◆ Work instructions:
For every line in the data below that contains "THEO", copy the line.

───── Items

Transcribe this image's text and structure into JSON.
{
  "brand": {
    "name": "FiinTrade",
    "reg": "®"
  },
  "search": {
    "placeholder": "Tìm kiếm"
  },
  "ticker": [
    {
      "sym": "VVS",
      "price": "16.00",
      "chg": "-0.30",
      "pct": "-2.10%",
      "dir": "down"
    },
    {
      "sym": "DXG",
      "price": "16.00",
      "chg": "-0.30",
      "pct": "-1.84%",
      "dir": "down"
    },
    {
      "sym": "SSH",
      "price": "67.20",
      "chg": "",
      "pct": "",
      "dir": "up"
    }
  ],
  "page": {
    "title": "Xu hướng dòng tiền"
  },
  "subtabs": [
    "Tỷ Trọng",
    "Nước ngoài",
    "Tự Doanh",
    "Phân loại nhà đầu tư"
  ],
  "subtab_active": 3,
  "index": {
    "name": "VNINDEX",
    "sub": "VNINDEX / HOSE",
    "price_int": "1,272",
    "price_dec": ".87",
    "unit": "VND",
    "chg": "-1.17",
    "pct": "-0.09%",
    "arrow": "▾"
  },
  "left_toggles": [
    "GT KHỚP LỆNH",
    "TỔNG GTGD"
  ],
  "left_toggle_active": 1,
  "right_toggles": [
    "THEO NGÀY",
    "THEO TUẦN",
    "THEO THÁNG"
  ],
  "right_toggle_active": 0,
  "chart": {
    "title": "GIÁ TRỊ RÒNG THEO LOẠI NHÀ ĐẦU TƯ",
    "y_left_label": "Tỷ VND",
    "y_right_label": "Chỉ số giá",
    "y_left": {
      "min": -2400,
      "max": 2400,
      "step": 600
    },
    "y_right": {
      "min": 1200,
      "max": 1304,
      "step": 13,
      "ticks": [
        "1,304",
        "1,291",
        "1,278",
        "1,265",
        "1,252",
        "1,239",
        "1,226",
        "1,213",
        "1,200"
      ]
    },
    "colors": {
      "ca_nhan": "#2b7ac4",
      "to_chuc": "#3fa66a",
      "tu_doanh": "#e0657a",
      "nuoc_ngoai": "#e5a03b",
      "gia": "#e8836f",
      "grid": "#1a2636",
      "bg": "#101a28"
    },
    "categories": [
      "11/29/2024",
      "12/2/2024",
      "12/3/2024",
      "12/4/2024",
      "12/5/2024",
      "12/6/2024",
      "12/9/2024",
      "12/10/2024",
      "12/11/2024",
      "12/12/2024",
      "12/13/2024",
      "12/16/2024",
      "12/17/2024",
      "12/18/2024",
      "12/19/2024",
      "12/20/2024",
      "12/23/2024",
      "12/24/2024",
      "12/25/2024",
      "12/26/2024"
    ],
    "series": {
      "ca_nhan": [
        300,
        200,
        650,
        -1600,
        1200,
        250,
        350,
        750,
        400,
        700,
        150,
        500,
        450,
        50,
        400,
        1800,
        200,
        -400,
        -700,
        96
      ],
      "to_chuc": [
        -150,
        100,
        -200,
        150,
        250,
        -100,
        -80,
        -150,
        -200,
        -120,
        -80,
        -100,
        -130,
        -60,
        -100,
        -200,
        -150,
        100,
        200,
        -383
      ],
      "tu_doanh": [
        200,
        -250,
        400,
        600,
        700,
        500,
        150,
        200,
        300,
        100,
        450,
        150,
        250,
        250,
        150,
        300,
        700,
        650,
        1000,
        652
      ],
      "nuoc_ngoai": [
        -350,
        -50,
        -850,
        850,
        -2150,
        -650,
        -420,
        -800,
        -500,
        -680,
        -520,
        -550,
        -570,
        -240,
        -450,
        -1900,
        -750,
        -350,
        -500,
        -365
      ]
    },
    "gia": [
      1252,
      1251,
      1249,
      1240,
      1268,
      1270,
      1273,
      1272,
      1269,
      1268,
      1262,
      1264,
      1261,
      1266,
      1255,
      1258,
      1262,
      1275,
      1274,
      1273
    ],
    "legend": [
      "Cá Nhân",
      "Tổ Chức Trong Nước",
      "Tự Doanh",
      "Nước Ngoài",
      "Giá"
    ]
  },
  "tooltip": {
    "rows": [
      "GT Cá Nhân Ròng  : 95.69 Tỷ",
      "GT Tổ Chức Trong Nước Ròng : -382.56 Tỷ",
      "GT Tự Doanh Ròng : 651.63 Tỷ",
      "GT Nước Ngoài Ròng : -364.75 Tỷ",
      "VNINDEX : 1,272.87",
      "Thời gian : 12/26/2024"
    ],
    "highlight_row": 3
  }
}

──────────
───── Items

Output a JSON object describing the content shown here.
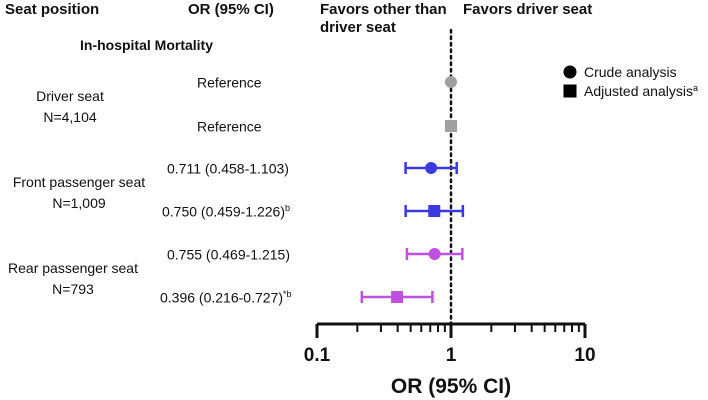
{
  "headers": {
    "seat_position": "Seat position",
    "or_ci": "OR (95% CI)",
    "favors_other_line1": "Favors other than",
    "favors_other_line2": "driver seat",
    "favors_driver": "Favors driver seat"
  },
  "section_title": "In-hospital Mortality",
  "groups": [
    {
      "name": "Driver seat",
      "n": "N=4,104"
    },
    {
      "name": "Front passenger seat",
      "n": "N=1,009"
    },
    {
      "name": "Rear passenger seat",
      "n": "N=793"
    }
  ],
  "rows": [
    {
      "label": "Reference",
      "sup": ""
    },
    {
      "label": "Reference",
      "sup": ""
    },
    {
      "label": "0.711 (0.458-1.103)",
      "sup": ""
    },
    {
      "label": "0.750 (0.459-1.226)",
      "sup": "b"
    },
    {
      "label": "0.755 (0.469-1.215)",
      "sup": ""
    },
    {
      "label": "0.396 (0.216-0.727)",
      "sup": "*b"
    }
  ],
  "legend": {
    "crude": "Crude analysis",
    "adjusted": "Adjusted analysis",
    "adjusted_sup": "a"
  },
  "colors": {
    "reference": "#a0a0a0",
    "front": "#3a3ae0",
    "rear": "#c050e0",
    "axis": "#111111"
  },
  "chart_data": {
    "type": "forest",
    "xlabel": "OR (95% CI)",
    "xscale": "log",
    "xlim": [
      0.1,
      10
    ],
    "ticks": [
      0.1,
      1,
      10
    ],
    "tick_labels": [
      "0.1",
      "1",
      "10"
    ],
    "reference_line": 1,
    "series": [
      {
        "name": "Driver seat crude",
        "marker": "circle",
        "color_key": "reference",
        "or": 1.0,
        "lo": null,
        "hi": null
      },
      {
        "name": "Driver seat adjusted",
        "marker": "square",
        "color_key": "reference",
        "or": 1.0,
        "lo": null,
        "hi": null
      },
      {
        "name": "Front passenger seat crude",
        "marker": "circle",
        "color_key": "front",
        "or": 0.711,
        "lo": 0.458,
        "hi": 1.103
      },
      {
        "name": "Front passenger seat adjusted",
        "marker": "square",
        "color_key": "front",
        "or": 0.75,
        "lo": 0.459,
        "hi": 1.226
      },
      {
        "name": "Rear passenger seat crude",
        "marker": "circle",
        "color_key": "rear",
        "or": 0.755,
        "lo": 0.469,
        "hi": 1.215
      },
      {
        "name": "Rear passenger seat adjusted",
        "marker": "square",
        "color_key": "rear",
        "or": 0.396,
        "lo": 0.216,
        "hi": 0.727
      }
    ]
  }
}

──────────
───── Items

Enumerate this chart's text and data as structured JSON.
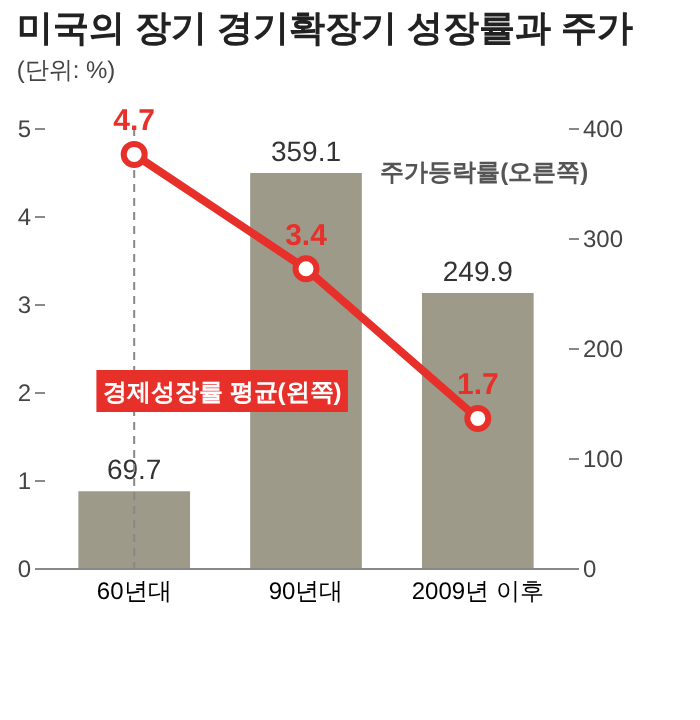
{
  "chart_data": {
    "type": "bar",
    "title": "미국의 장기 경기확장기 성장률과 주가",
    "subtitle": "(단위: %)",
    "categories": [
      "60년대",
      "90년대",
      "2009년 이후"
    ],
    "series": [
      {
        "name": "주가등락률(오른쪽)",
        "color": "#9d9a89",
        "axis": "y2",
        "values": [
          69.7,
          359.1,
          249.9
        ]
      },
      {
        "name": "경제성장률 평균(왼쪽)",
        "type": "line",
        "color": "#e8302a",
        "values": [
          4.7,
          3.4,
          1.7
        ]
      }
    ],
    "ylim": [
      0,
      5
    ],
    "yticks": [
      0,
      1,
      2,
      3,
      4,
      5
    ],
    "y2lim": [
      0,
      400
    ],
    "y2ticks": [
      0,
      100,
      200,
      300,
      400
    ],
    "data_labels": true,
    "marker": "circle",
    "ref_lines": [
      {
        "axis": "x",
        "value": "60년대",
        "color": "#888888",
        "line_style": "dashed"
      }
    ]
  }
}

──────────

◆ Response:
    "THEO NGÀY",
    "THEO TUẦN",
    "THEO THÁNG"
    "title": "GIÁ TRỊ RÒNG THEO LOẠI NHÀ ĐẦU TƯ",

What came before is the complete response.